== Exercise prompt ==
Pictures stay out of the copy; set down each line of the listing below exactly.

--- start Supplied material ---

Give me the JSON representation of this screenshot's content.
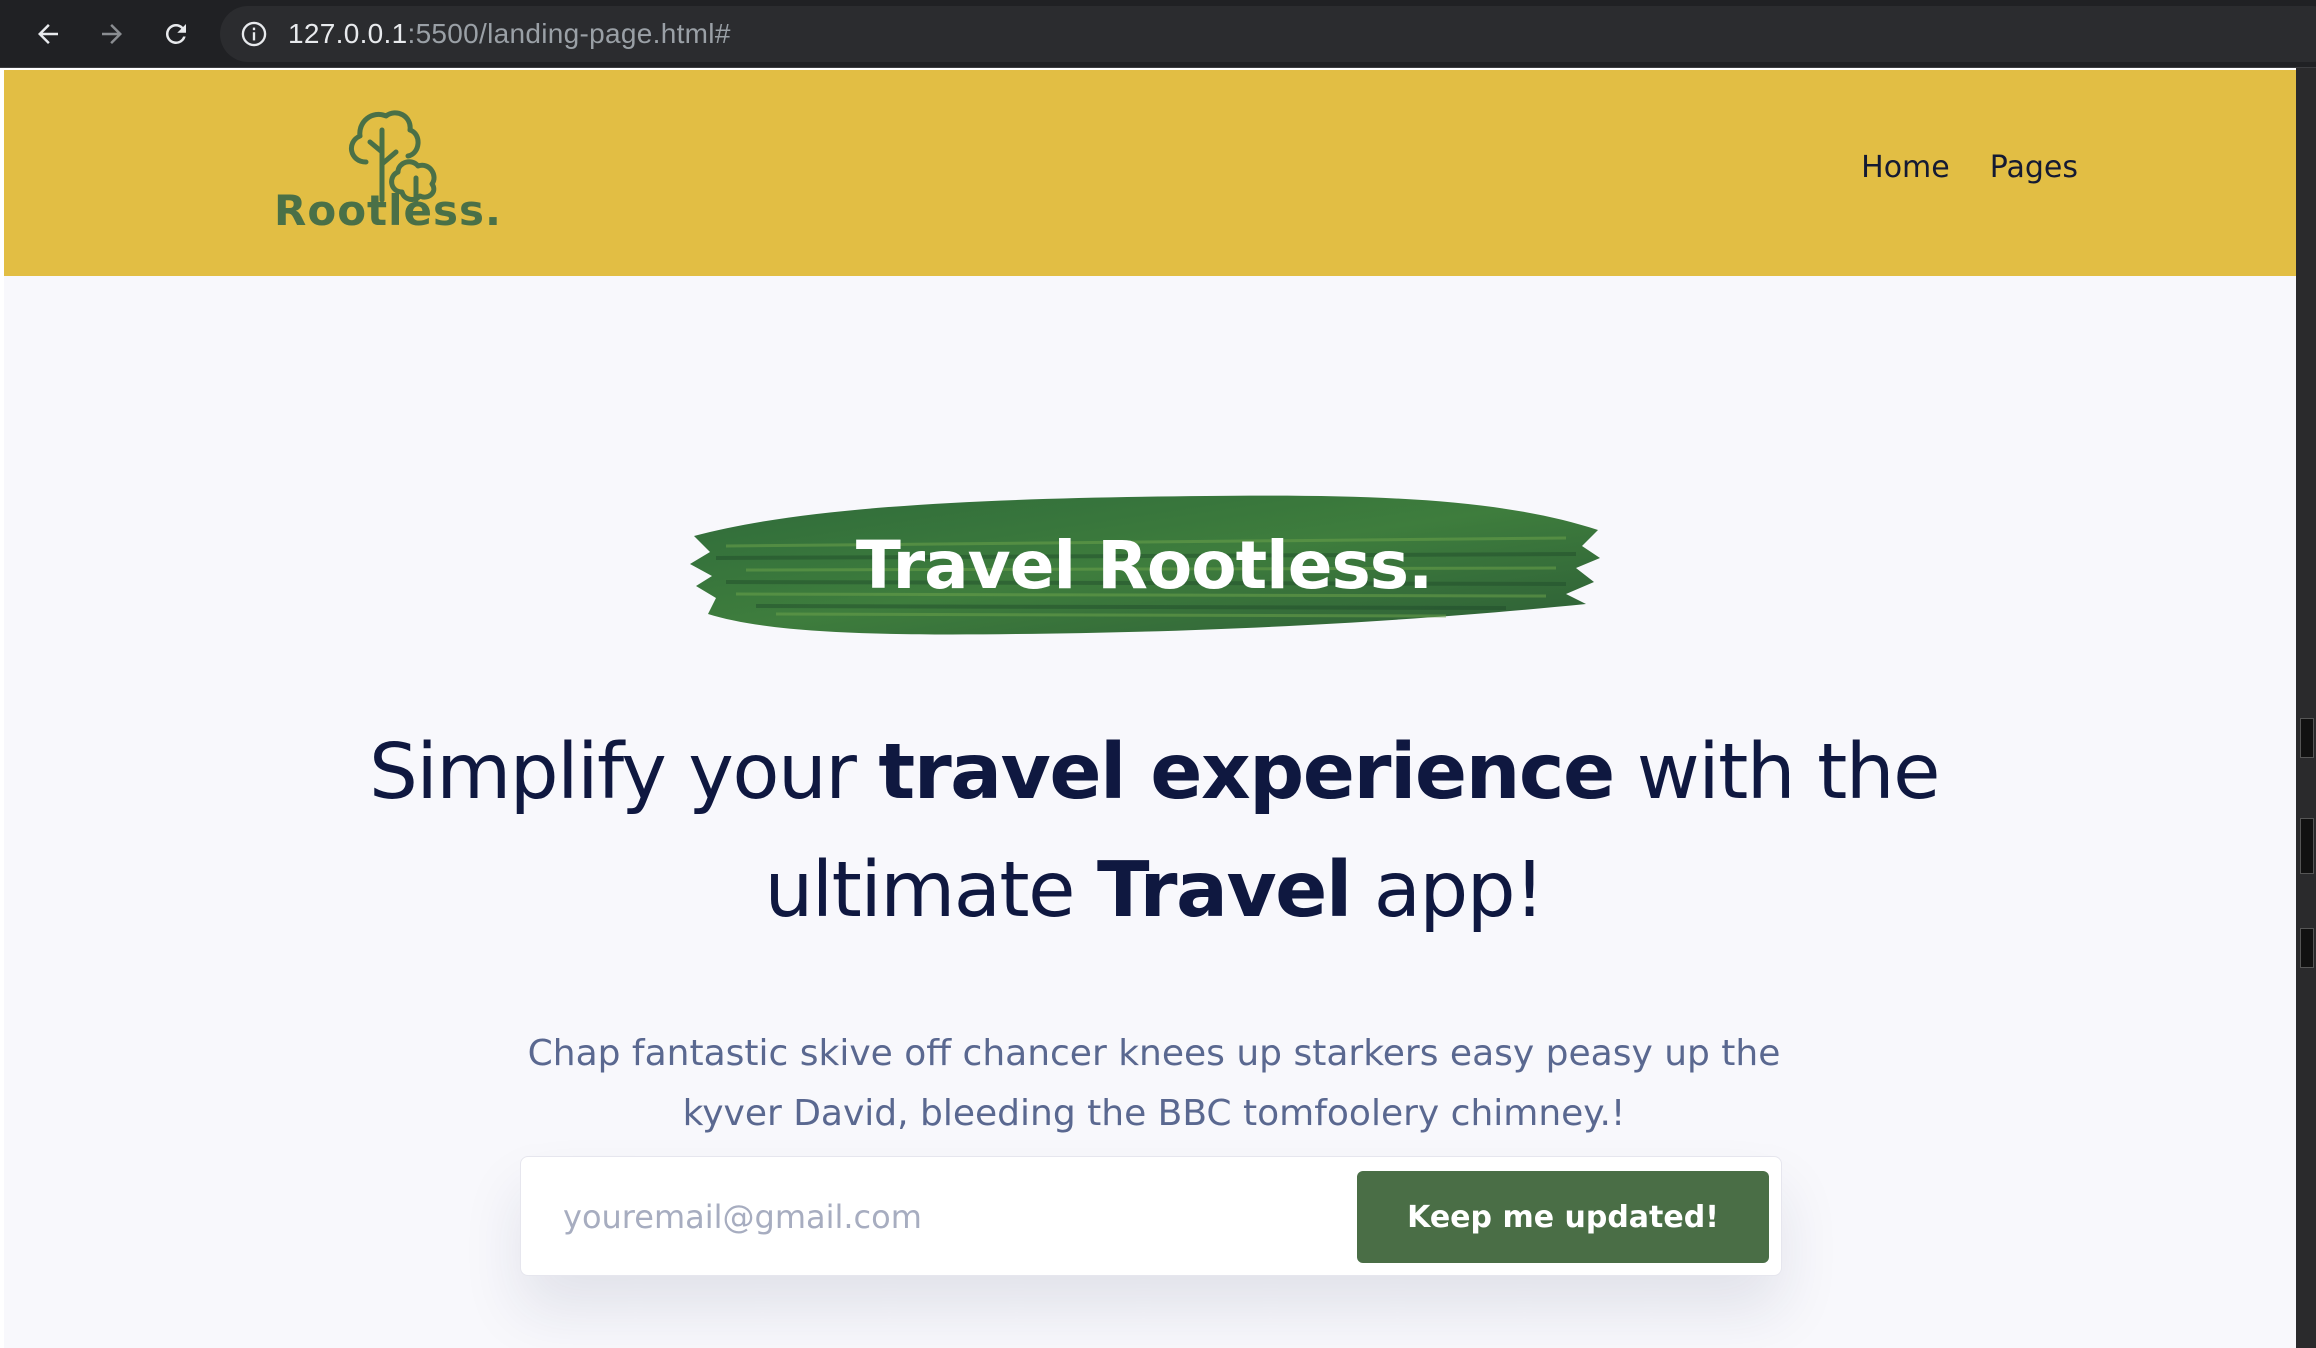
{
  "browser": {
    "url_host": "127.0.0.1",
    "url_path": ":5500/landing-page.html#",
    "icons": [
      "back-arrow-icon",
      "forward-arrow-icon",
      "reload-icon",
      "info-icon"
    ]
  },
  "header": {
    "logo_text": "Rootless.",
    "nav": [
      {
        "label": "Home"
      },
      {
        "label": "Pages"
      }
    ],
    "colors": {
      "background": "#e2be44",
      "logo": "#4a7047"
    }
  },
  "hero": {
    "badge": "Travel Rootless.",
    "headline": {
      "p1": "Simplify your ",
      "b1": "travel experience",
      "p2": " with the ultimate ",
      "b2": "Travel",
      "p3": " app!"
    },
    "subtext": "Chap fantastic skive off chancer knees up starkers easy peasy up the kyver David, bleeding the BBC tomfoolery chimney.!"
  },
  "signup": {
    "placeholder": "youremail@gmail.com",
    "button_label": "Keep me updated!",
    "colors": {
      "button": "#4a6e46"
    }
  }
}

--- end Supplied material ---

== Finished answer ==
Give me the JSON representation of this screenshot's content.
{
  "browser": {
    "url_host": "127.0.0.1",
    "url_path": ":5500/landing-page.html#",
    "icons": [
      "back-arrow-icon",
      "forward-arrow-icon",
      "reload-icon",
      "info-icon"
    ]
  },
  "header": {
    "logo_text": "Rootless.",
    "nav": [
      {
        "label": "Home"
      },
      {
        "label": "Pages"
      }
    ],
    "colors": {
      "background": "#e2be44",
      "logo": "#4a7047"
    }
  },
  "hero": {
    "badge": "Travel Rootless.",
    "headline": {
      "p1": "Simplify your ",
      "b1": "travel experience",
      "p2": " with the ultimate ",
      "b2": "Travel",
      "p3": " app!"
    },
    "subtext": "Chap fantastic skive off chancer knees up starkers easy peasy up the kyver David, bleeding the BBC tomfoolery chimney.!"
  },
  "signup": {
    "placeholder": "youremail@gmail.com",
    "button_label": "Keep me updated!",
    "colors": {
      "button": "#4a6e46"
    }
  }
}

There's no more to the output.